# [TASK REQUIREMENTS]
Tally every line featuring "Share", then give that tally alone.

# [DATASET ENTRIES]
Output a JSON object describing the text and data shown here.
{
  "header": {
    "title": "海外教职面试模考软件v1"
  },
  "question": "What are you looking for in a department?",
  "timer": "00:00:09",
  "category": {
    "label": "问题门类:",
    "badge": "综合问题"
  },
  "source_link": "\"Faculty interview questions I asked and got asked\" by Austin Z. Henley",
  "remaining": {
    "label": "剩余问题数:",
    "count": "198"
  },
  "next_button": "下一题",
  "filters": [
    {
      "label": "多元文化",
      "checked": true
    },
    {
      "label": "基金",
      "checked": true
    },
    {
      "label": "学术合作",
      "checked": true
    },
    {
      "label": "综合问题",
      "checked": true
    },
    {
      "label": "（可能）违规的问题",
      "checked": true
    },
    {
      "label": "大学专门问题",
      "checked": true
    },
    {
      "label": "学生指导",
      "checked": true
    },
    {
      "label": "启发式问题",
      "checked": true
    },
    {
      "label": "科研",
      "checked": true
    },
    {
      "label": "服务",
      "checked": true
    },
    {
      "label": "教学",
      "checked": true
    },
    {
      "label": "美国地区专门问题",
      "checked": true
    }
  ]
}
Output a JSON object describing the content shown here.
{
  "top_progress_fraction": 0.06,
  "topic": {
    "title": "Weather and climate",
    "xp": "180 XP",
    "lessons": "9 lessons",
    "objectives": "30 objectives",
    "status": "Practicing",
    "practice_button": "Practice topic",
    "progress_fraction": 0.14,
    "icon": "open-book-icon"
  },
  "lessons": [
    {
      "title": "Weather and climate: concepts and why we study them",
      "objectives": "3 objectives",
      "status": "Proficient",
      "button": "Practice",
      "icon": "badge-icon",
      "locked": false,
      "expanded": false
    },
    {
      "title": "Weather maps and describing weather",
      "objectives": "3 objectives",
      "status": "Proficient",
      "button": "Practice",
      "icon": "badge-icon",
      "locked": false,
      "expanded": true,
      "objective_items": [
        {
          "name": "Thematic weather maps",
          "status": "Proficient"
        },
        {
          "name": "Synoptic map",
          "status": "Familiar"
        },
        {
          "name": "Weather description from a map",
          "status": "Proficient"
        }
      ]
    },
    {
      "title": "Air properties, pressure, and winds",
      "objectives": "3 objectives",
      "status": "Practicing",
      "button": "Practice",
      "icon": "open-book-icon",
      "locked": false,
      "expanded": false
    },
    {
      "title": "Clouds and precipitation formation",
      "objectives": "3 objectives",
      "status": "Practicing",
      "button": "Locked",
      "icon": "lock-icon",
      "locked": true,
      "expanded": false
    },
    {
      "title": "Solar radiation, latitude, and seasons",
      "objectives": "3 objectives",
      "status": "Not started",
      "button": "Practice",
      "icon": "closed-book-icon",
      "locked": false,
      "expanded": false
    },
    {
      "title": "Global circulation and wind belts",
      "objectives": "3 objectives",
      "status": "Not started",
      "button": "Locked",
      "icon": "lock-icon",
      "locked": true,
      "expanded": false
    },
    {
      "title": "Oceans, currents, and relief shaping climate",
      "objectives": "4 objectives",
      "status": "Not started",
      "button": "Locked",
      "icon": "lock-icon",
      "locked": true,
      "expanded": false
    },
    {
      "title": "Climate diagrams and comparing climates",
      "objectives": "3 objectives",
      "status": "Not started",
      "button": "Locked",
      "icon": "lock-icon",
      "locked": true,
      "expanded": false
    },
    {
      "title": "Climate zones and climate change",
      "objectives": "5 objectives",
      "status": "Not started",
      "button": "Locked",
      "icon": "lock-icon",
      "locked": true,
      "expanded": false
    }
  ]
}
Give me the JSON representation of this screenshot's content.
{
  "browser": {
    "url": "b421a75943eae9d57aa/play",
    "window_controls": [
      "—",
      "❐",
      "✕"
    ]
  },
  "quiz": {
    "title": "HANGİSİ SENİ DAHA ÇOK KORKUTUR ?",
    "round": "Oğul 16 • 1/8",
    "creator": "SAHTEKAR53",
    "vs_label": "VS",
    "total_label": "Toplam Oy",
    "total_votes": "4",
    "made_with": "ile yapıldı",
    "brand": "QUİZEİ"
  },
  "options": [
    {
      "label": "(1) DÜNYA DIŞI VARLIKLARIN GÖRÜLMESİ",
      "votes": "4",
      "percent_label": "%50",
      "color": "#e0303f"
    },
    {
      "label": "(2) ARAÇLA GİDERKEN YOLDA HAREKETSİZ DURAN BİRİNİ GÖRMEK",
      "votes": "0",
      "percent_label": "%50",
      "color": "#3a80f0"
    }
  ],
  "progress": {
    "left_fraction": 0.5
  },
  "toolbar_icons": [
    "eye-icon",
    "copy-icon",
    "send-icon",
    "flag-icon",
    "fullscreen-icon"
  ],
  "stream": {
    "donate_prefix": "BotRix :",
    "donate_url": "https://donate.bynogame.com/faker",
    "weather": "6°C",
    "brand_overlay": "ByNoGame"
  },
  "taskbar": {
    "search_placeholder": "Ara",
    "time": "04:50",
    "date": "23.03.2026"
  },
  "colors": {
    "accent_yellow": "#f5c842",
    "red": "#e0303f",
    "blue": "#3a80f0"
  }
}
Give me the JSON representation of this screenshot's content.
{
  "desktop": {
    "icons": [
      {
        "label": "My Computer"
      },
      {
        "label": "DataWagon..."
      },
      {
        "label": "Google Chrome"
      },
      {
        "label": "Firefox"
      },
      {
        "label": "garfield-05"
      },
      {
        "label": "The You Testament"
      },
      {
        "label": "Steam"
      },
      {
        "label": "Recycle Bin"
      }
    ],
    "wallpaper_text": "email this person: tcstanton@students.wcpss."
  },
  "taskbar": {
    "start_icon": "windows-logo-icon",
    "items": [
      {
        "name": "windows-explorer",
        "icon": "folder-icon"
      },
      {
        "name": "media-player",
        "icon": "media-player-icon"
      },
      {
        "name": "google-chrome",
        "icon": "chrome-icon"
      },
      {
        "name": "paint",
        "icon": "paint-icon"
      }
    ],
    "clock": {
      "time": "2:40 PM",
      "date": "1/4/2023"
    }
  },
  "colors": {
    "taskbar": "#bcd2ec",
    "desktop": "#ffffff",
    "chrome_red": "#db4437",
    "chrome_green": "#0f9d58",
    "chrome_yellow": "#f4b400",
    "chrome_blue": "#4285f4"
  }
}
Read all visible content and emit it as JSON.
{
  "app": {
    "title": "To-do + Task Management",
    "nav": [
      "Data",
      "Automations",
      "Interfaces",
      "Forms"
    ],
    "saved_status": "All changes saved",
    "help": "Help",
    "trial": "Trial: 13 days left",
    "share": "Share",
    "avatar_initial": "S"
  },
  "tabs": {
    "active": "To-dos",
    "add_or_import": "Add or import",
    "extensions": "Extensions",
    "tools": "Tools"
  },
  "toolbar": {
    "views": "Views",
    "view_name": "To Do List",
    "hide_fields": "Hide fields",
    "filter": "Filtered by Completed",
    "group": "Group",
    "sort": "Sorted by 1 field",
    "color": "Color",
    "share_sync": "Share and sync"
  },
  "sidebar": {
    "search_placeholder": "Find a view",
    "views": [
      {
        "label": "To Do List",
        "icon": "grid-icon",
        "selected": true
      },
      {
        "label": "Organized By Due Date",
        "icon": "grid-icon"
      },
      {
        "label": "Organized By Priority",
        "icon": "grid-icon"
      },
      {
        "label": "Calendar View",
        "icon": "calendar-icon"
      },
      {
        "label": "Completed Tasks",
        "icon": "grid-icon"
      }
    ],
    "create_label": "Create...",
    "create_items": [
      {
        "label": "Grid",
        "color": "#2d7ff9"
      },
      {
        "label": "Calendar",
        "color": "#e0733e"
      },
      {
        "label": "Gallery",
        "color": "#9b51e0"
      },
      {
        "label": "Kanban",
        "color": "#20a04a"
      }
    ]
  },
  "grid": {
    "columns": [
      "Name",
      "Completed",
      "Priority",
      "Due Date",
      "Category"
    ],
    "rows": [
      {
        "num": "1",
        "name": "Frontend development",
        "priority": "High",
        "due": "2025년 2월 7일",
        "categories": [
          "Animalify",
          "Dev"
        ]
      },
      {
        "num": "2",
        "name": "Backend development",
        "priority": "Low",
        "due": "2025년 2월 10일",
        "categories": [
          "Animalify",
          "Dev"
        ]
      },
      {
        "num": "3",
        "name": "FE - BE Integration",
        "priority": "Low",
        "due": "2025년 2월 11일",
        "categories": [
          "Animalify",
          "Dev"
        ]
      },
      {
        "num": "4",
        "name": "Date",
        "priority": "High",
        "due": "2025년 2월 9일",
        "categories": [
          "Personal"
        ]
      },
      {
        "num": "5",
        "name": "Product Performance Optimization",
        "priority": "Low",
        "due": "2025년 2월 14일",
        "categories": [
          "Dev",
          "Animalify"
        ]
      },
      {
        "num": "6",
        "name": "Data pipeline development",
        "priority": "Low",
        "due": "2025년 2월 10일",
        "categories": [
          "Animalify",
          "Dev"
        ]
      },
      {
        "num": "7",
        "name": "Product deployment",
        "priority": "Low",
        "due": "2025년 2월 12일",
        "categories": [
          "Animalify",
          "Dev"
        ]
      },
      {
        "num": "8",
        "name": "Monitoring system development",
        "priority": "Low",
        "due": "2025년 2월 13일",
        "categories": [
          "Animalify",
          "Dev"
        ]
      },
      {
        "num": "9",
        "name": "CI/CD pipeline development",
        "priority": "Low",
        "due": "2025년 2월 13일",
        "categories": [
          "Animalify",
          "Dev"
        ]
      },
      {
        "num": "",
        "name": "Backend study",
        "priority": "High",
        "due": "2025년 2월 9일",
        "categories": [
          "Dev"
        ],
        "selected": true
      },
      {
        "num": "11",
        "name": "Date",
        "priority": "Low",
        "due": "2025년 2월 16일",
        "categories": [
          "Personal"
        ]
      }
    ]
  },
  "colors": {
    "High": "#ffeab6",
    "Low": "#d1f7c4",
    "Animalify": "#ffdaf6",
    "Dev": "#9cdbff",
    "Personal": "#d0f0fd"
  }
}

# [WORKED ANSWER]
2